Return every line of the records verbatim, from the line containing "point <box>185 287 191 293</box>" down to the line containing "point <box>334 316 340 322</box>", including both of those lines.

## BEGIN MATERIAL FOR THE TASK

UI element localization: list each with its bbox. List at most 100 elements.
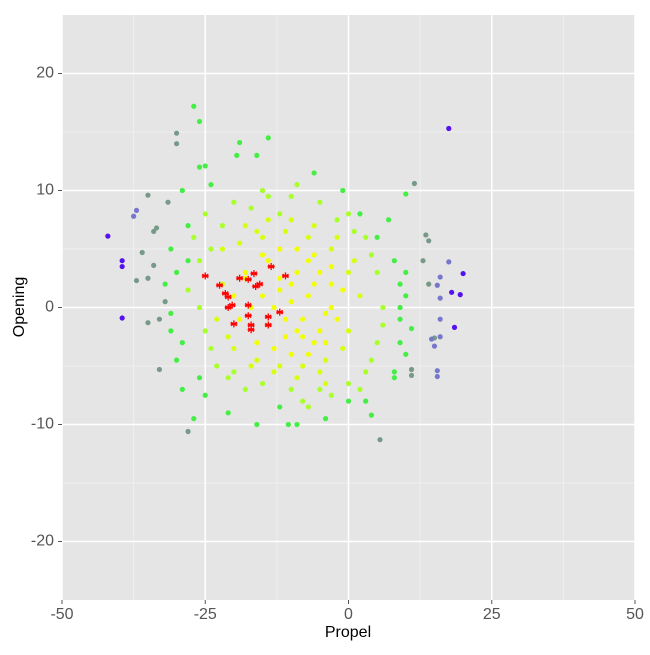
point <box>185 287 191 293</box>
point <box>254 340 260 346</box>
point <box>225 375 231 381</box>
point <box>288 193 294 199</box>
point <box>185 258 191 264</box>
point <box>191 103 197 109</box>
point <box>357 293 363 299</box>
point <box>265 193 271 199</box>
point <box>446 125 452 132</box>
point <box>288 299 294 305</box>
point <box>282 316 289 322</box>
point <box>311 170 317 176</box>
point <box>196 304 203 311</box>
point <box>357 211 363 217</box>
point <box>254 421 260 428</box>
point <box>133 207 140 213</box>
point <box>300 316 306 322</box>
point <box>423 232 429 238</box>
point <box>139 249 145 256</box>
point <box>322 416 329 422</box>
point <box>191 416 197 422</box>
point <box>219 223 226 229</box>
point <box>294 269 300 275</box>
point <box>294 182 300 188</box>
point <box>437 316 443 322</box>
point <box>391 258 397 264</box>
point <box>119 263 125 270</box>
point <box>248 363 254 369</box>
point <box>191 234 197 240</box>
x-tick-label: -25 <box>194 606 217 623</box>
point <box>237 139 243 146</box>
point <box>165 199 171 205</box>
star-point <box>244 275 252 283</box>
point <box>334 316 340 322</box>
star-point <box>252 282 260 290</box>
point <box>300 334 306 340</box>
point <box>277 275 283 281</box>
point <box>397 281 403 287</box>
point <box>351 258 357 264</box>
point <box>277 246 283 252</box>
point <box>231 345 237 352</box>
star-point <box>244 312 252 320</box>
point <box>237 316 243 322</box>
point <box>179 340 185 346</box>
point <box>460 270 466 277</box>
point <box>242 223 248 229</box>
point <box>179 187 185 194</box>
point <box>219 246 226 252</box>
point <box>322 340 329 346</box>
point <box>174 357 180 363</box>
point <box>377 437 383 443</box>
point <box>451 324 458 330</box>
point <box>234 152 240 158</box>
star-point <box>228 301 236 309</box>
point <box>242 386 248 392</box>
point <box>408 325 415 332</box>
star-point <box>264 313 272 321</box>
point <box>145 275 151 281</box>
point <box>351 228 357 235</box>
point <box>397 304 403 311</box>
point <box>368 252 375 258</box>
point <box>145 320 151 326</box>
point <box>305 293 311 299</box>
point <box>386 217 392 223</box>
point <box>196 118 203 125</box>
y-tick-label: 10 <box>36 182 54 199</box>
point <box>185 223 191 229</box>
point <box>437 274 443 280</box>
point <box>151 228 157 235</box>
point <box>119 315 125 321</box>
point <box>254 152 260 158</box>
point <box>311 223 317 229</box>
point <box>391 369 397 375</box>
point <box>259 293 266 299</box>
point <box>345 328 352 334</box>
point <box>225 410 231 416</box>
point <box>174 269 180 275</box>
point <box>380 322 386 328</box>
point <box>322 357 329 363</box>
point <box>277 287 283 293</box>
star-point <box>224 293 232 301</box>
point <box>202 163 208 169</box>
point <box>208 182 214 188</box>
point <box>317 369 323 375</box>
star-point <box>247 326 255 334</box>
point <box>168 328 174 334</box>
point <box>363 398 369 404</box>
point <box>265 135 271 141</box>
point <box>391 375 397 381</box>
point <box>277 363 283 369</box>
point <box>345 380 352 387</box>
point <box>202 211 208 217</box>
point <box>368 412 375 418</box>
point <box>340 187 346 194</box>
point <box>317 386 323 392</box>
point <box>237 240 243 246</box>
point <box>162 299 168 305</box>
star-point <box>236 274 244 282</box>
star-point <box>281 272 289 280</box>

## END MATERIAL FOR THE TASK

*FULL SOLUTION:*
point <box>185 287 191 293</box>
point <box>254 340 260 346</box>
point <box>225 375 231 381</box>
point <box>288 193 294 199</box>
point <box>185 258 191 264</box>
point <box>191 103 197 109</box>
point <box>357 293 363 299</box>
point <box>265 193 271 199</box>
point <box>446 125 452 132</box>
point <box>288 299 294 305</box>
point <box>282 316 289 322</box>
point <box>311 170 317 176</box>
point <box>196 304 203 311</box>
point <box>357 211 363 217</box>
point <box>254 421 260 428</box>
point <box>133 207 140 213</box>
point <box>300 316 306 322</box>
point <box>423 232 429 238</box>
point <box>139 249 145 256</box>
point <box>322 416 329 422</box>
point <box>191 416 197 422</box>
point <box>219 223 226 229</box>
point <box>294 269 300 275</box>
point <box>294 182 300 188</box>
point <box>437 316 443 322</box>
point <box>391 258 397 264</box>
point <box>119 263 125 270</box>
point <box>248 363 254 369</box>
point <box>191 234 197 240</box>
x-tick-label: -25 <box>194 606 217 623</box>
point <box>237 139 243 146</box>
point <box>165 199 171 205</box>
star-point <box>244 275 252 283</box>
point <box>334 316 340 322</box>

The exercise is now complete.